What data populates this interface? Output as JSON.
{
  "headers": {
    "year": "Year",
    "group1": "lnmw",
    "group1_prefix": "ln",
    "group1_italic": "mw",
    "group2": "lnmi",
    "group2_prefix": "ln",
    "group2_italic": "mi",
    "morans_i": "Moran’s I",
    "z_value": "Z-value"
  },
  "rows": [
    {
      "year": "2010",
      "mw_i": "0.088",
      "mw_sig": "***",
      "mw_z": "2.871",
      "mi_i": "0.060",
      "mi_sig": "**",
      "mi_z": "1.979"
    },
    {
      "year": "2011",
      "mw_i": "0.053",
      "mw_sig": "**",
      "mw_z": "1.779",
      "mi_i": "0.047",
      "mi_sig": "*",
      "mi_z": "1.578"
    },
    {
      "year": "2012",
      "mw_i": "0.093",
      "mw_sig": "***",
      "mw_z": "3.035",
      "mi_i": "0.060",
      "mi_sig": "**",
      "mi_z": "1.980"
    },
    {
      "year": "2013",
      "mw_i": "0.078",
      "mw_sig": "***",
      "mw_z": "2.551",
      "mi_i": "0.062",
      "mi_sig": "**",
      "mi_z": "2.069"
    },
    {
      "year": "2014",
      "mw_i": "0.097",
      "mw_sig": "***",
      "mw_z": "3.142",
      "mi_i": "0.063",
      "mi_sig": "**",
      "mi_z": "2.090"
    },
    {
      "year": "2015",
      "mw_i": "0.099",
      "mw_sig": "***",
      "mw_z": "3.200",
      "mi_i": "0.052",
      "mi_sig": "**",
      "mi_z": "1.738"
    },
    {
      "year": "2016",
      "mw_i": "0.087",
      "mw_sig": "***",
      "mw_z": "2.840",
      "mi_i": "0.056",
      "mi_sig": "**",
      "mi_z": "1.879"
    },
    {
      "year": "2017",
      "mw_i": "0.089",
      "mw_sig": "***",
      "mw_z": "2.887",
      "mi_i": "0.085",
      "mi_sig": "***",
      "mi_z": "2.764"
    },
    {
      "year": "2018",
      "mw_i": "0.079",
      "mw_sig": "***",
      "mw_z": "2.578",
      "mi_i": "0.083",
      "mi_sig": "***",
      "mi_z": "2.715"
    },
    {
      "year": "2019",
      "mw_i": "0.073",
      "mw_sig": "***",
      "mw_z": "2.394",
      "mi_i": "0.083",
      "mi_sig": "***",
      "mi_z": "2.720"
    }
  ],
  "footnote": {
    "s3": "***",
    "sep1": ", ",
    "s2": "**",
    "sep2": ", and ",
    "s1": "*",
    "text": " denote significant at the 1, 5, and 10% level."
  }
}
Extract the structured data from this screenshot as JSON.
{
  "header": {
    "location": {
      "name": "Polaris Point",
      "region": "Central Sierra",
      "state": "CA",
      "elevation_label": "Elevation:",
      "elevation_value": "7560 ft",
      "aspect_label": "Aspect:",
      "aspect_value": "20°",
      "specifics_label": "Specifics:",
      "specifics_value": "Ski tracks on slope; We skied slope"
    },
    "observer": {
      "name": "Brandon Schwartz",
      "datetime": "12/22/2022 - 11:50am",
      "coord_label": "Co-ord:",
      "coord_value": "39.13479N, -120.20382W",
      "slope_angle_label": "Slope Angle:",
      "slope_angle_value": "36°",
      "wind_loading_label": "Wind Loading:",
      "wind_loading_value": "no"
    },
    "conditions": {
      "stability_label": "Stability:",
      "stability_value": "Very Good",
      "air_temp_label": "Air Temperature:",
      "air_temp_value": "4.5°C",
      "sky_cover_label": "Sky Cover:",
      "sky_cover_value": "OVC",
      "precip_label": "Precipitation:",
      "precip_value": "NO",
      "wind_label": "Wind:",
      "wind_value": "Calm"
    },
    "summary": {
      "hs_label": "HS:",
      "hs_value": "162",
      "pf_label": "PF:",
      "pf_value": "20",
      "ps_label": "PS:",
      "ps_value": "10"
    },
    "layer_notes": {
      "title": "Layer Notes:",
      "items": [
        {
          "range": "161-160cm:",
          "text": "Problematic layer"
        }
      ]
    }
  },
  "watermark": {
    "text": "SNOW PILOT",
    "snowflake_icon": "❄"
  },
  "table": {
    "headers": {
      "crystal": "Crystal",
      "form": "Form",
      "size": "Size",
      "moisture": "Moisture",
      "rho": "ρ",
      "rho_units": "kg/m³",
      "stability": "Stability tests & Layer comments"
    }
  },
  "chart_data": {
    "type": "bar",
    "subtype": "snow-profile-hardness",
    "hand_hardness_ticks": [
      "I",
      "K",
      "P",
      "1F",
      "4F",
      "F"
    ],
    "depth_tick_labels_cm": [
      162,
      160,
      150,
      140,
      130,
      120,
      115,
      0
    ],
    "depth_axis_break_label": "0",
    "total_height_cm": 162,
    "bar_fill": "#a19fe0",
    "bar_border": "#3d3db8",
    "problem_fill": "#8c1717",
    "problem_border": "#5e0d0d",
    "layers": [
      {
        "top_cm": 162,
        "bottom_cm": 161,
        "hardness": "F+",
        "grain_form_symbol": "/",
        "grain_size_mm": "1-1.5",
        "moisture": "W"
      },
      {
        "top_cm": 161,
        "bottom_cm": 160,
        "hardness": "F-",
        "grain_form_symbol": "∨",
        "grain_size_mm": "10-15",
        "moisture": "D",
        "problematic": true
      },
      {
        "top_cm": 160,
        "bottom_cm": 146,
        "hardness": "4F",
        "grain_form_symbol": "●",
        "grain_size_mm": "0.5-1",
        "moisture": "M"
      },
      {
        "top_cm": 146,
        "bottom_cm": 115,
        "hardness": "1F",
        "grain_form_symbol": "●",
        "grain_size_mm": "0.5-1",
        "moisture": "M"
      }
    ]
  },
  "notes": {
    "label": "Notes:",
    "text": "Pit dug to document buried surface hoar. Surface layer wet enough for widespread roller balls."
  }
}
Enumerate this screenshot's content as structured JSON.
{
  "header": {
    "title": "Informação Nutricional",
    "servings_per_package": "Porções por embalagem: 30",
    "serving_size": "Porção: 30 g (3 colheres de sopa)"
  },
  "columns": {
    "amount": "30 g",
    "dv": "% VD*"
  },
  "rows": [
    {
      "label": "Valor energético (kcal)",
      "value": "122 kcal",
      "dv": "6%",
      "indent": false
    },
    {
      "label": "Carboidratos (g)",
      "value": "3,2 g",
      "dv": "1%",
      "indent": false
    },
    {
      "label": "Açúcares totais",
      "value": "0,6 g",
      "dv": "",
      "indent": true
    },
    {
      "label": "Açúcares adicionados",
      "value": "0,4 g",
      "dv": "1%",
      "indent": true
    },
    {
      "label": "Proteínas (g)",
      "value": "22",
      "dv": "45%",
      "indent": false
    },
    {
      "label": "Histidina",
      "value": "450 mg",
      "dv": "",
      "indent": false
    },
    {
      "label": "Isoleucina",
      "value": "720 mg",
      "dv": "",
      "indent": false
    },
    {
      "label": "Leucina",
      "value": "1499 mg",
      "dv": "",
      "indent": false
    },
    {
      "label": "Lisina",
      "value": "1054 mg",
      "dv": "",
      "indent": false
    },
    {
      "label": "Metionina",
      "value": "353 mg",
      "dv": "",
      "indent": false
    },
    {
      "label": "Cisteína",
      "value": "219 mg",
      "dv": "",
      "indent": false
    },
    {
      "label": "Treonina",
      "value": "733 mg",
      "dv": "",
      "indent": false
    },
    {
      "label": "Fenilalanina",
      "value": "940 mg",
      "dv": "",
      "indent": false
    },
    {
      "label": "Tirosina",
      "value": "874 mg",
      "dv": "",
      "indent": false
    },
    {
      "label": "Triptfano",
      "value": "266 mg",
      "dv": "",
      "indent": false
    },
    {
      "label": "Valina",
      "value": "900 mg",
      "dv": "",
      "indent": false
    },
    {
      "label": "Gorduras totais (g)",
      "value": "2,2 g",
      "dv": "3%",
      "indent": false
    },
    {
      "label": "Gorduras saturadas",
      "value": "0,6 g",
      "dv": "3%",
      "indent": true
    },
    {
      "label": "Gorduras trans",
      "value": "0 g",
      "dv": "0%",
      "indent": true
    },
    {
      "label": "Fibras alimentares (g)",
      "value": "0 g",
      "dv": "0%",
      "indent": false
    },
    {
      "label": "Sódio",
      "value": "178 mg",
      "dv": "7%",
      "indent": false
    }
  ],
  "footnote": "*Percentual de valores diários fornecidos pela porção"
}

### Problem description
Select all lines with the word "name" from the entries above.

### The answer
      "name": "Polaris Point",
      "name": "Brandon Schwartz",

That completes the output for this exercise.